[Extracted records]
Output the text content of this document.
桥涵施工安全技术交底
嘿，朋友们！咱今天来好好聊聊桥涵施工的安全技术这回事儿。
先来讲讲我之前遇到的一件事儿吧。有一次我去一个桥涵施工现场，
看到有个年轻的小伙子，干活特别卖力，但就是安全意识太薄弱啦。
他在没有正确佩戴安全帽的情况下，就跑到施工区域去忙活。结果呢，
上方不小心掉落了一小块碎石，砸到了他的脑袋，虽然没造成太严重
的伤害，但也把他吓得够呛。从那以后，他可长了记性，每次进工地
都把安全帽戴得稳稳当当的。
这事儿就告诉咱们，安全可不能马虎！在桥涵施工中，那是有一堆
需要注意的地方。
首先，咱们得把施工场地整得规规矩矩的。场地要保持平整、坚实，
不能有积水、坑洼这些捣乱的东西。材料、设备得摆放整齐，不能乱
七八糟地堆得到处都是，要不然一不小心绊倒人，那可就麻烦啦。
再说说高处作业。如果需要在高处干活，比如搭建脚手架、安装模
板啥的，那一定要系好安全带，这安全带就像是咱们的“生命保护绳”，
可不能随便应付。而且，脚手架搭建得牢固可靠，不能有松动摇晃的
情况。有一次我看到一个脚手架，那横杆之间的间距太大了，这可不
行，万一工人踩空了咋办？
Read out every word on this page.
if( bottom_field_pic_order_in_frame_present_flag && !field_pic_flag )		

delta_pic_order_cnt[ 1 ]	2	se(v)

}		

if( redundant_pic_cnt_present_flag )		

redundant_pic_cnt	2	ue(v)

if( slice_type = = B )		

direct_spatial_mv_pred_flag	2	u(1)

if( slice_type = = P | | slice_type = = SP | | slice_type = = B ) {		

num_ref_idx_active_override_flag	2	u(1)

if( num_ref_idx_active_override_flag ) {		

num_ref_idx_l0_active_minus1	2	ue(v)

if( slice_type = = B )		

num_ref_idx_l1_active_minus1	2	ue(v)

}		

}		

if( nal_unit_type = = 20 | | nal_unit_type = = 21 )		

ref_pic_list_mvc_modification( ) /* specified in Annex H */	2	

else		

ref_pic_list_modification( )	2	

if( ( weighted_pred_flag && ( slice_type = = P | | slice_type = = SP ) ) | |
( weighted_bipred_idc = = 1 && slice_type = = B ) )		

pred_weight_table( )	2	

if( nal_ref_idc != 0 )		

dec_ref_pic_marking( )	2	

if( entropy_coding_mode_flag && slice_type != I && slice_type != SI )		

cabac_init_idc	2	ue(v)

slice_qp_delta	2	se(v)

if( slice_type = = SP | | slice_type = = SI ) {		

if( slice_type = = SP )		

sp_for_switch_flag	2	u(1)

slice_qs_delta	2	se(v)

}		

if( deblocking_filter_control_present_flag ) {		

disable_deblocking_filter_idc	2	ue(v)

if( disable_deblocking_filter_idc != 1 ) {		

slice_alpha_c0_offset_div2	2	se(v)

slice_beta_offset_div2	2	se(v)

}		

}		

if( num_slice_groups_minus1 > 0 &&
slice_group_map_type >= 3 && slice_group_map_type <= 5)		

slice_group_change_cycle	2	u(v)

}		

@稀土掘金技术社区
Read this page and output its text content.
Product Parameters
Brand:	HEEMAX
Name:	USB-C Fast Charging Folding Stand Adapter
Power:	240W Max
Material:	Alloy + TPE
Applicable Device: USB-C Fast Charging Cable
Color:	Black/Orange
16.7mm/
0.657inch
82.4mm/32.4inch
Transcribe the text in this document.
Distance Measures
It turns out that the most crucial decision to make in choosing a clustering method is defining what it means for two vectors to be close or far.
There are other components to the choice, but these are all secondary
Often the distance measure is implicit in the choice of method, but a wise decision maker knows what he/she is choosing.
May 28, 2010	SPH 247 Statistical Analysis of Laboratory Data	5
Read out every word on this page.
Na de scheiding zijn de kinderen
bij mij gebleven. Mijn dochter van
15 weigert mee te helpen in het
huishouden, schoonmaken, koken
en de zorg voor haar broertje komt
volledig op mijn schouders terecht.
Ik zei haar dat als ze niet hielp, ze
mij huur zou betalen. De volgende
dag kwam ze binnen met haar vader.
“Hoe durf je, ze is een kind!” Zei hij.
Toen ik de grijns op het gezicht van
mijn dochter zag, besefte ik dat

▶ [WRITTEN PROBLEM]
What is the number of lines in the data that hold the word "haar"? Reply with that number and nothing else.

▶ [ANSWER FOR THE TASK]
3